* START RECORDS *

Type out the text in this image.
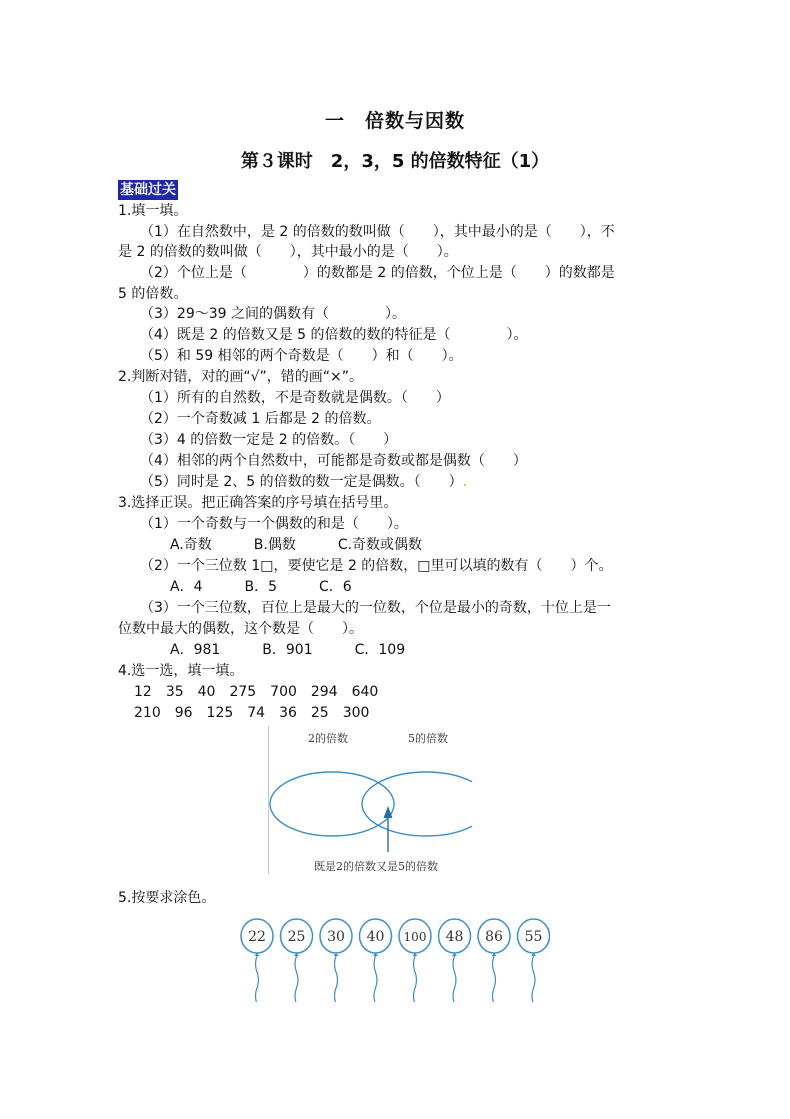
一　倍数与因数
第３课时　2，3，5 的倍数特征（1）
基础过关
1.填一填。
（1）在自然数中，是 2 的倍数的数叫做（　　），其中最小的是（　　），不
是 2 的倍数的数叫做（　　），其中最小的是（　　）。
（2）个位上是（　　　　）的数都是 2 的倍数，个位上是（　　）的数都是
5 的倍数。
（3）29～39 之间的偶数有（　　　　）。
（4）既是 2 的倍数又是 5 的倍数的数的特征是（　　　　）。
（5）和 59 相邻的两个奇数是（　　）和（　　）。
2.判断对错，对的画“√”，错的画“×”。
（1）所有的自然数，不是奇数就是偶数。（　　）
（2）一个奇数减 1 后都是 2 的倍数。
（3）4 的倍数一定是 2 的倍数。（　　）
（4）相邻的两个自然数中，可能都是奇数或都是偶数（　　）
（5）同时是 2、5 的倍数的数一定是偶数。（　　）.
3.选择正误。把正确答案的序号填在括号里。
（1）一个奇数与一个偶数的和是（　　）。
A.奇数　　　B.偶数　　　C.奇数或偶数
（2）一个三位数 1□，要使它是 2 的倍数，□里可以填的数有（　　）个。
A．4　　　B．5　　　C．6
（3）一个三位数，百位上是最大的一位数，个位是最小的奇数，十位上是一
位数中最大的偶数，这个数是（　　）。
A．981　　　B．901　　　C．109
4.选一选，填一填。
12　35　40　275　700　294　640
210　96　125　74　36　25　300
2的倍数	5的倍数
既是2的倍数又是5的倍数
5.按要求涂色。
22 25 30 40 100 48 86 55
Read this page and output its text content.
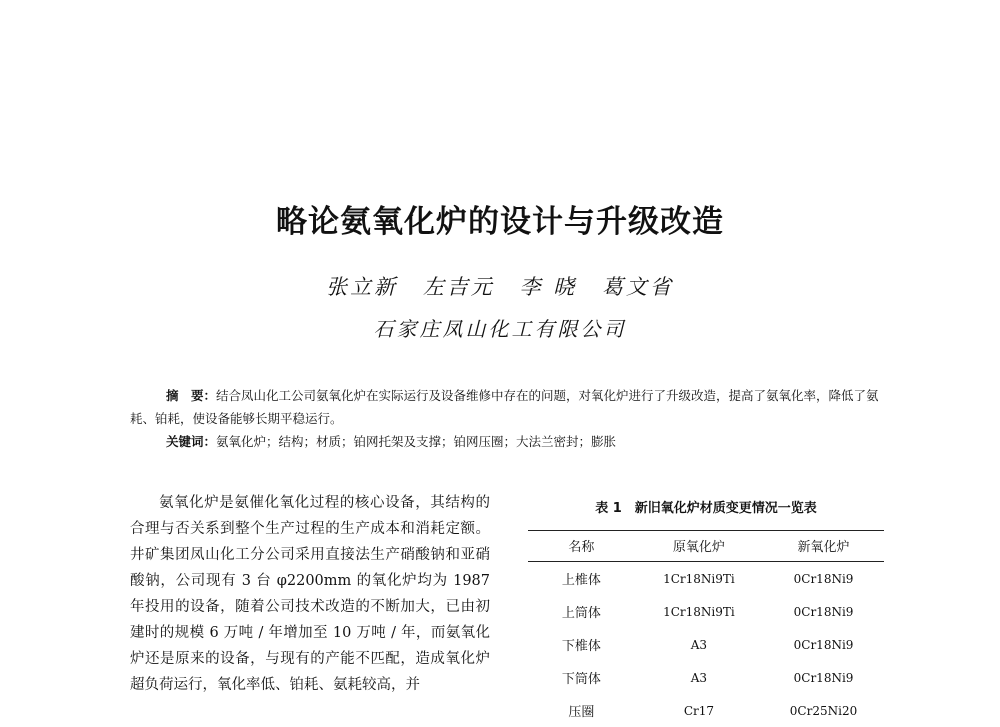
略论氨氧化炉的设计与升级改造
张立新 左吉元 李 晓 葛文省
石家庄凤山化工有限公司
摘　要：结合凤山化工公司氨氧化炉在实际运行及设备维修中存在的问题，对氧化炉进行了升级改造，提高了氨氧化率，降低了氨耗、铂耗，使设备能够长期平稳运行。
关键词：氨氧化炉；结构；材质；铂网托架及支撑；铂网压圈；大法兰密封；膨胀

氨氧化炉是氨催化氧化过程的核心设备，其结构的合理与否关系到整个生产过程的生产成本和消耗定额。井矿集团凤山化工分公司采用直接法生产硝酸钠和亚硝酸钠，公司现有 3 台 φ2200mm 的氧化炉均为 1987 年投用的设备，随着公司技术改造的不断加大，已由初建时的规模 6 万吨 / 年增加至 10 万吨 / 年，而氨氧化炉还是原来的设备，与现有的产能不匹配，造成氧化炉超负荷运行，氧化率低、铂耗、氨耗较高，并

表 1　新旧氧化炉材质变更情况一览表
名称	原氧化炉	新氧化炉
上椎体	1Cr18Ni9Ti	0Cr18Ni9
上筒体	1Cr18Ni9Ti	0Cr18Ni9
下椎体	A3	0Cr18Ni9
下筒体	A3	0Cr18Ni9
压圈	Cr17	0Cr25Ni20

* END RECORDS *
* START RECORDS *

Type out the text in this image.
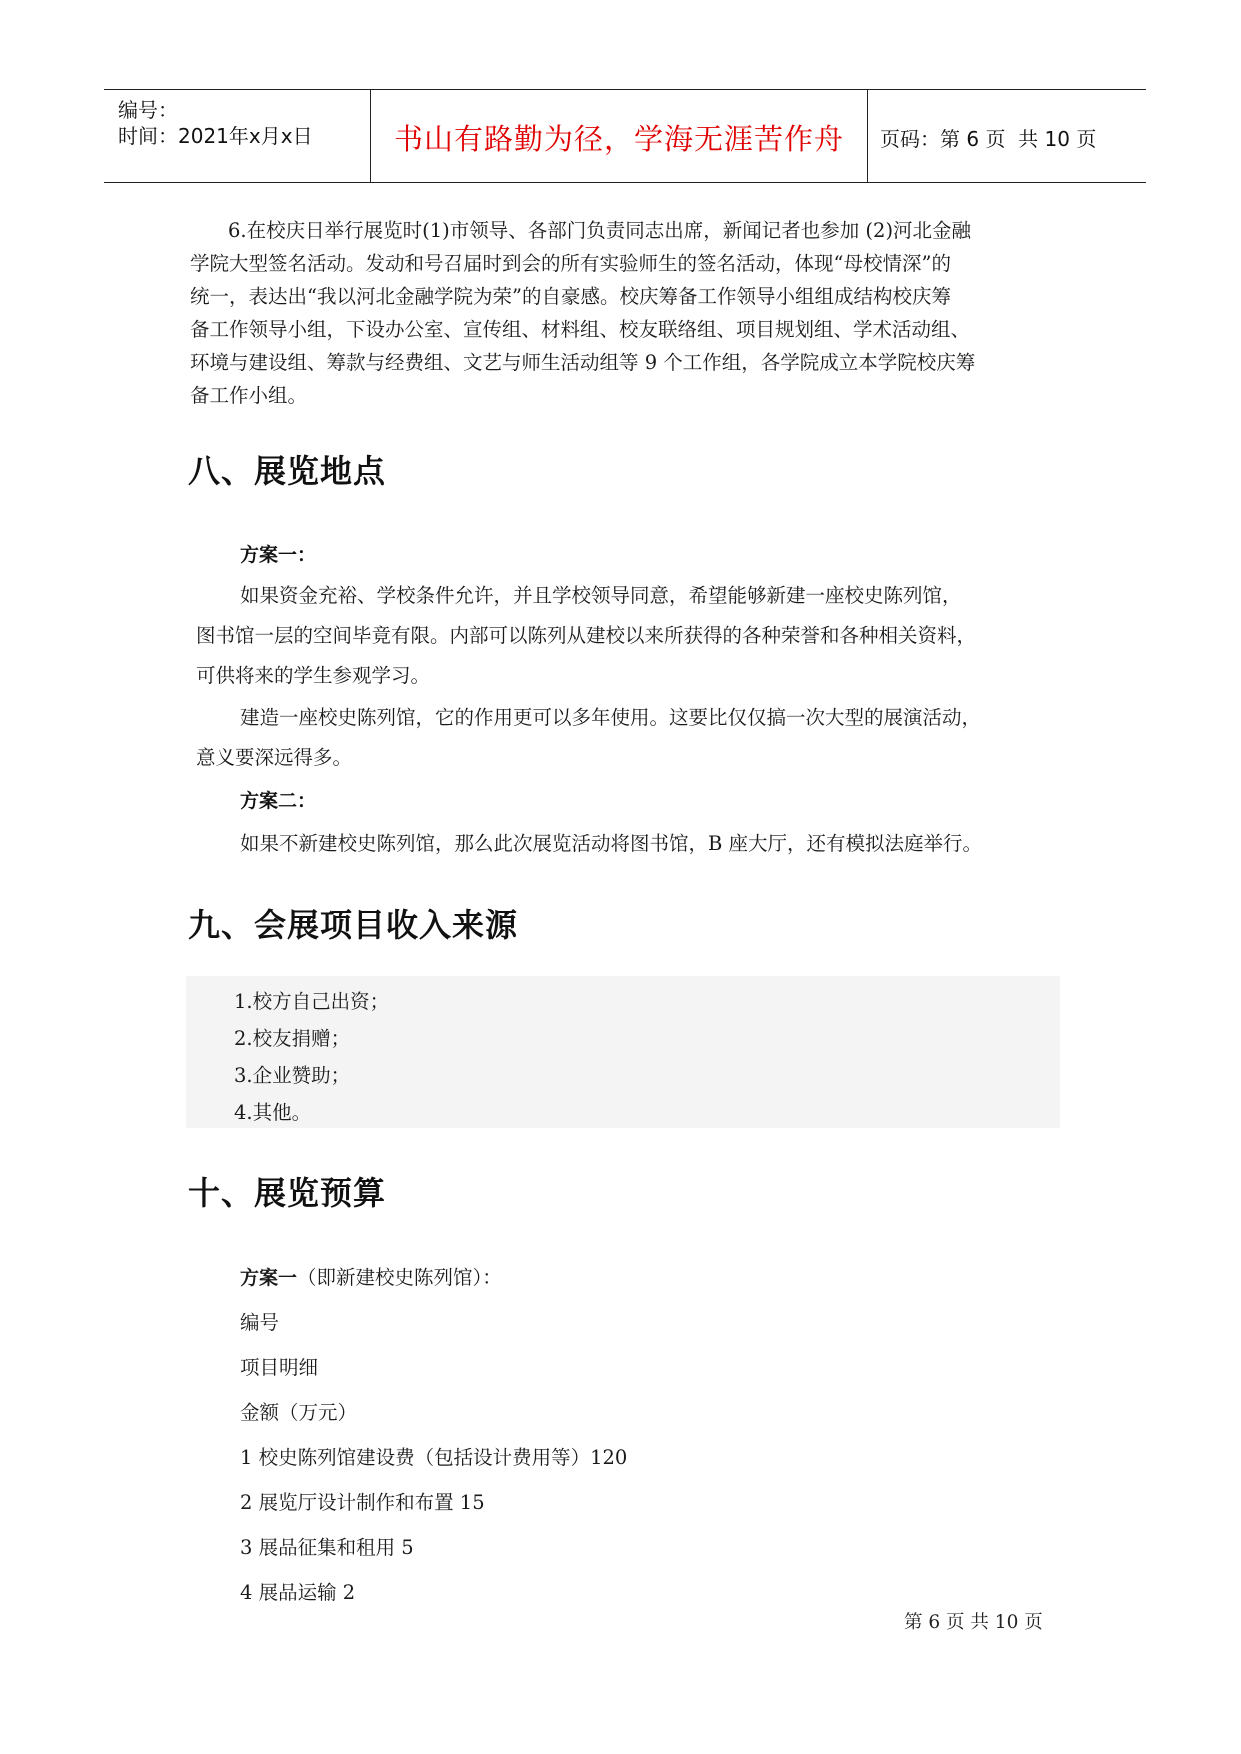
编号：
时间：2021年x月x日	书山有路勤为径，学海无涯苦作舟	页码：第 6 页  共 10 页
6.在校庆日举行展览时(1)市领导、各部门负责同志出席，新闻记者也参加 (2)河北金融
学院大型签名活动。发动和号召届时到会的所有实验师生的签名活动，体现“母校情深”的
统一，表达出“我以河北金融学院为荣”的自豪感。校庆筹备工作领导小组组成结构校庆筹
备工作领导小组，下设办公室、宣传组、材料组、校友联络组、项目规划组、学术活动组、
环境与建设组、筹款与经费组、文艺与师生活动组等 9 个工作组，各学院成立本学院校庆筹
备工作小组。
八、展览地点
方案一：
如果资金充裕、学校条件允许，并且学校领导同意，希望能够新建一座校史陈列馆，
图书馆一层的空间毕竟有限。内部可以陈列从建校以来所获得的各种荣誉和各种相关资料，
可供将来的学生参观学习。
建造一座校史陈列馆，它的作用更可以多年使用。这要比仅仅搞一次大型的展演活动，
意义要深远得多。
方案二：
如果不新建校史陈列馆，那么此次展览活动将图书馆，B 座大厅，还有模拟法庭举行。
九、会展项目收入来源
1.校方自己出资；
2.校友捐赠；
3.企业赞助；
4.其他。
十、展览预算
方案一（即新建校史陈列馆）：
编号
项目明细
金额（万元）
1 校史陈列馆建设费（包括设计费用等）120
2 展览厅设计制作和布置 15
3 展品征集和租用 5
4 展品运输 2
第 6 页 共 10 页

* END RECORDS *
* START RECORDS *

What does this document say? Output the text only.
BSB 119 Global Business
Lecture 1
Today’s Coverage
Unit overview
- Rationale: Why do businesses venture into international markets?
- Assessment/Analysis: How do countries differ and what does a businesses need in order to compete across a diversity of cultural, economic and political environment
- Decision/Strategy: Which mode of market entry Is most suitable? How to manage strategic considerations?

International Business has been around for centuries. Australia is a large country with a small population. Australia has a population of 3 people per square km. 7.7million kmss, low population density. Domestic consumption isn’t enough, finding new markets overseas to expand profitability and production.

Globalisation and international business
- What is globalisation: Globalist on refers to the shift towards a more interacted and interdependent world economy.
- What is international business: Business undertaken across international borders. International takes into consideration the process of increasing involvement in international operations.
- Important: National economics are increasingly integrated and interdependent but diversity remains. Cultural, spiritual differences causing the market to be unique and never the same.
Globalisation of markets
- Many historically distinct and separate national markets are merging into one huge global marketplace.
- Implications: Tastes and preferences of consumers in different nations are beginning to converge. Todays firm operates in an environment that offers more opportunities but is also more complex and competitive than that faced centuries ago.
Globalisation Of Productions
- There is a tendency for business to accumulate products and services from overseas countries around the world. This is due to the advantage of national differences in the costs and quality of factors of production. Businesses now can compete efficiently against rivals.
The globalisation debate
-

* END RECORDS *

Pull out every line of the records that includes the string "does".

- SOLUTION BELOW:
What does this document say? Output the text only.
- Assessment/Analysis: How do countries differ and what does a businesses need in order to compete across a diversity of cultural, economic and political environment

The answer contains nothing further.